(Your objective): Check every line below for the word "TetherUS" and copy the ones that have it.

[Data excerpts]
++++++

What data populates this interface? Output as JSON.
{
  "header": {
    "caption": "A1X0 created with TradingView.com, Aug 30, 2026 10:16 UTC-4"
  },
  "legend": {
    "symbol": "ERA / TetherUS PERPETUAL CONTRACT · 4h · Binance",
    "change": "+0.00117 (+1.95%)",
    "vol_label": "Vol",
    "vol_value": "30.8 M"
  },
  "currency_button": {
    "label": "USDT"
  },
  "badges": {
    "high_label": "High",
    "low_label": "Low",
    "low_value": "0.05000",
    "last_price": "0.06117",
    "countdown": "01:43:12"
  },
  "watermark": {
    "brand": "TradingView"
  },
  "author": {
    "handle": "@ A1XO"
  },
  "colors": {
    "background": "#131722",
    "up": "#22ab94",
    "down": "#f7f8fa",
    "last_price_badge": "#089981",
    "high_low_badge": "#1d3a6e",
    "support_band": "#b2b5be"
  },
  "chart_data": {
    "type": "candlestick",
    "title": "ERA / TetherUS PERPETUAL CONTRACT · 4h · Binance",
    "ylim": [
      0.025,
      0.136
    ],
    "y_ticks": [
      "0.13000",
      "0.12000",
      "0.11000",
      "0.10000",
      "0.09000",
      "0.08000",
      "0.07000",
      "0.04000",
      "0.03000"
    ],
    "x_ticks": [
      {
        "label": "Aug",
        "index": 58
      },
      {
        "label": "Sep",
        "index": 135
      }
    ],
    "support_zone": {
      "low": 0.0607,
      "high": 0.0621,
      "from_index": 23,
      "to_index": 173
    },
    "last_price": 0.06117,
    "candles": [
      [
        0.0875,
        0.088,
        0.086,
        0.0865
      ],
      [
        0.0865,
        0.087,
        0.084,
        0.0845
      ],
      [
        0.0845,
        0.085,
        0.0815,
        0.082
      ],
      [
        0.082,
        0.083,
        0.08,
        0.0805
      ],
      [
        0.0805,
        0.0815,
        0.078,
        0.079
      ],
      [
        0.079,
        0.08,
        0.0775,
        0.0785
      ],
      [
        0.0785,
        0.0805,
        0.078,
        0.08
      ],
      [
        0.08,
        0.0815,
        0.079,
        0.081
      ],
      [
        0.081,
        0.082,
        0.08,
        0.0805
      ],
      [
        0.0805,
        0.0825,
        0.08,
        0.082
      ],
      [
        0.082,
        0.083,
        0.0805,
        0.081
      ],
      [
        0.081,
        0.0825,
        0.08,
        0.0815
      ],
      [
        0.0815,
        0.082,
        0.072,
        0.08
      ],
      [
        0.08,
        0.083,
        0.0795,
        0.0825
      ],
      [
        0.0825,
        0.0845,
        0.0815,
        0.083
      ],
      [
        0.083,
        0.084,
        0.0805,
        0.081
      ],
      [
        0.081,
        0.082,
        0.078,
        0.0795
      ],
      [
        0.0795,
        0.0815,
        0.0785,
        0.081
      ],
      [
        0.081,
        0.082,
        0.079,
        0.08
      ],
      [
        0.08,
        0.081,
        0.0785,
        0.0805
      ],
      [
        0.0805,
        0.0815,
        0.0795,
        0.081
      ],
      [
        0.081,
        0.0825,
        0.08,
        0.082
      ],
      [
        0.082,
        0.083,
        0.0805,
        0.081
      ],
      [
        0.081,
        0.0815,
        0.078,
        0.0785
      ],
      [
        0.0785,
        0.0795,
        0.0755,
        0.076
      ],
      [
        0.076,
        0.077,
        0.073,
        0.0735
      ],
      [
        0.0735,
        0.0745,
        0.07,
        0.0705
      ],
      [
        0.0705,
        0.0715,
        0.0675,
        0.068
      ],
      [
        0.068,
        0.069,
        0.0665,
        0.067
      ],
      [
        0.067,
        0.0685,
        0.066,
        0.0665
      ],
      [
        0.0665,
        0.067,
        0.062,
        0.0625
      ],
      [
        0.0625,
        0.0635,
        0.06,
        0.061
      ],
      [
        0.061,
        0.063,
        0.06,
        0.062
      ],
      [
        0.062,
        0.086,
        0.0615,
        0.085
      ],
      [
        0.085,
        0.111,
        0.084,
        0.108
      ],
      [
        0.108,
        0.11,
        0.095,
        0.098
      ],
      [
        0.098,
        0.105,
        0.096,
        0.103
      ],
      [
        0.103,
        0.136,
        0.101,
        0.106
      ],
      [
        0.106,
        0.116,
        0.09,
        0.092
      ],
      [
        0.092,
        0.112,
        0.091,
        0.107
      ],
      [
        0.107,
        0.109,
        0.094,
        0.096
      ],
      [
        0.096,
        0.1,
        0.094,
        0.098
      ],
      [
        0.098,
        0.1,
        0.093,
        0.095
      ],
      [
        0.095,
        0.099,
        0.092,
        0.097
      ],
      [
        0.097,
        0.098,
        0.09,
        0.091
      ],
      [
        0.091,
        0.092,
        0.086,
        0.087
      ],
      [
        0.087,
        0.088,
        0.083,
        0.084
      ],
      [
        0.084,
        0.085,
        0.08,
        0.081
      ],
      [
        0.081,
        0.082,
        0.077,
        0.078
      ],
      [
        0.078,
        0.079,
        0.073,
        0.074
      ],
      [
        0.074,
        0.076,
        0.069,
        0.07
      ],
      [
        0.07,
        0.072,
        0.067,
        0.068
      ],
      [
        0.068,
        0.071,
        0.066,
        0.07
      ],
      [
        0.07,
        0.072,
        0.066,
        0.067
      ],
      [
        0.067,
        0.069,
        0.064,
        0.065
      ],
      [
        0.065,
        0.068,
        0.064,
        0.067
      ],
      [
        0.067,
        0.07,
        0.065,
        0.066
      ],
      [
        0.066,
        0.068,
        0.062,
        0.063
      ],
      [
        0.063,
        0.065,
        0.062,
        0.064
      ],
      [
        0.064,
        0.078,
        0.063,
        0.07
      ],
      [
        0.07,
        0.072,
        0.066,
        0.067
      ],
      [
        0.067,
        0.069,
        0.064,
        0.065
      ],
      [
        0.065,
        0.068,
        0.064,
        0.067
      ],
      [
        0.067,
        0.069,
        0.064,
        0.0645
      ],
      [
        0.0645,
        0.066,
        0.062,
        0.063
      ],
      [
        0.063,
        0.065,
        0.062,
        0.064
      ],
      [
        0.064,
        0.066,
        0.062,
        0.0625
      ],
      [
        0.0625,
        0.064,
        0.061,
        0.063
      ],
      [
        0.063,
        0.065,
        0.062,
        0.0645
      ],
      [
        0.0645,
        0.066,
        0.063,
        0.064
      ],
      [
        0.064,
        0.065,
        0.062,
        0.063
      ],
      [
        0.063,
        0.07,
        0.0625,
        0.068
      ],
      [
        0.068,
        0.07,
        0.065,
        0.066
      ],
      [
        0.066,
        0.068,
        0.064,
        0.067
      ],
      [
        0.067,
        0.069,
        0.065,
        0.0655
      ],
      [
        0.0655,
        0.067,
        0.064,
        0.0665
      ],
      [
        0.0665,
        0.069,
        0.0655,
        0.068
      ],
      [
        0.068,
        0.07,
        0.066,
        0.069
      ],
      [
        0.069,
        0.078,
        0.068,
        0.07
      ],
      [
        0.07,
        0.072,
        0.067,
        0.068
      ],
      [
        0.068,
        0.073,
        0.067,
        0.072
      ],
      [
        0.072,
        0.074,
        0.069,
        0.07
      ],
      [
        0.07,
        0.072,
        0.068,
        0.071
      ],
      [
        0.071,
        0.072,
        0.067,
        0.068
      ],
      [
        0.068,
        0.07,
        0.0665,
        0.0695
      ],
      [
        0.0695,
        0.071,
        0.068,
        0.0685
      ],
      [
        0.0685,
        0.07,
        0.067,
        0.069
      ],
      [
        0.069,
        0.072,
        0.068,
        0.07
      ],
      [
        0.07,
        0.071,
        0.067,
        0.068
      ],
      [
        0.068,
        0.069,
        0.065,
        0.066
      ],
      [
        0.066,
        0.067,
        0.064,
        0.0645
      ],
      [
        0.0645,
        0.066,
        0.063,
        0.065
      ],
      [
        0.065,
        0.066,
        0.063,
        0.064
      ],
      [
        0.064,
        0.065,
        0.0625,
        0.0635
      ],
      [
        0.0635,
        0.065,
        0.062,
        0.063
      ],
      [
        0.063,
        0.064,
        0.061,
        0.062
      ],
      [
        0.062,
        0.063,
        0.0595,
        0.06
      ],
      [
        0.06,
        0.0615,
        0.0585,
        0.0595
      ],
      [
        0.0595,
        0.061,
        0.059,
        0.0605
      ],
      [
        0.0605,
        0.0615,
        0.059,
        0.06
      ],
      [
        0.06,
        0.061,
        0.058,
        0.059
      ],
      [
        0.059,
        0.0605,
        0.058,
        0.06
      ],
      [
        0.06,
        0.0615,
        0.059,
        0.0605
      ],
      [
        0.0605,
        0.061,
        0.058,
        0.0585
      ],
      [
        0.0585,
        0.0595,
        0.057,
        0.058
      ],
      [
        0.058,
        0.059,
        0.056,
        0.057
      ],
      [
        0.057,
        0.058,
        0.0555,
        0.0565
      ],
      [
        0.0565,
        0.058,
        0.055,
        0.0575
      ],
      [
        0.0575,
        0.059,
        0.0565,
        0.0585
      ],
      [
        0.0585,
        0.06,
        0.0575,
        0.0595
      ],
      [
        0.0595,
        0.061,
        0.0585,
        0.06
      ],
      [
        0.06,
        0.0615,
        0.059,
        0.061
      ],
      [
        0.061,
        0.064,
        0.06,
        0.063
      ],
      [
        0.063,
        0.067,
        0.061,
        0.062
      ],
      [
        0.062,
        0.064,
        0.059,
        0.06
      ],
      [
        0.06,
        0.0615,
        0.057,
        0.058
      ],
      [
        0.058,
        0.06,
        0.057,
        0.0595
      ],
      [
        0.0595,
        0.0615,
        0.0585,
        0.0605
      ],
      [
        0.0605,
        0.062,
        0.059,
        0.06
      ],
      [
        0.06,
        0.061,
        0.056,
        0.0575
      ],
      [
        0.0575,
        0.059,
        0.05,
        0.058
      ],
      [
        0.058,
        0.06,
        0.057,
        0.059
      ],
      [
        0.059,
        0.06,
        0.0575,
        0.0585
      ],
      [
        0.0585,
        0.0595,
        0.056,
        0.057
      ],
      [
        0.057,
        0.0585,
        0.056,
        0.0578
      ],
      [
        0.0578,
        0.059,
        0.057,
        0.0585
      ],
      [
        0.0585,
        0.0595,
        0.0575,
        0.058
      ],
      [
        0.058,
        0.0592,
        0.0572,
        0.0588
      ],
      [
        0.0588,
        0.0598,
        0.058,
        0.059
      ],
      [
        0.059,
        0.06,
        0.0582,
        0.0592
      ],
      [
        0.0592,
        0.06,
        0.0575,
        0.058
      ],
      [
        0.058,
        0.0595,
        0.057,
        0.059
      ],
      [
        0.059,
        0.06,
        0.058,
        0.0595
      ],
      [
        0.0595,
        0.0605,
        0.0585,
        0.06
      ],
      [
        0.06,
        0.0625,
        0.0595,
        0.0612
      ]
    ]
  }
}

++++++

(Result for this exercise):
    "symbol": "ERA / TetherUS PERPETUAL CONTRACT · 4h · Binance",
    "title": "ERA / TetherUS PERPETUAL CONTRACT · 4h · Binance",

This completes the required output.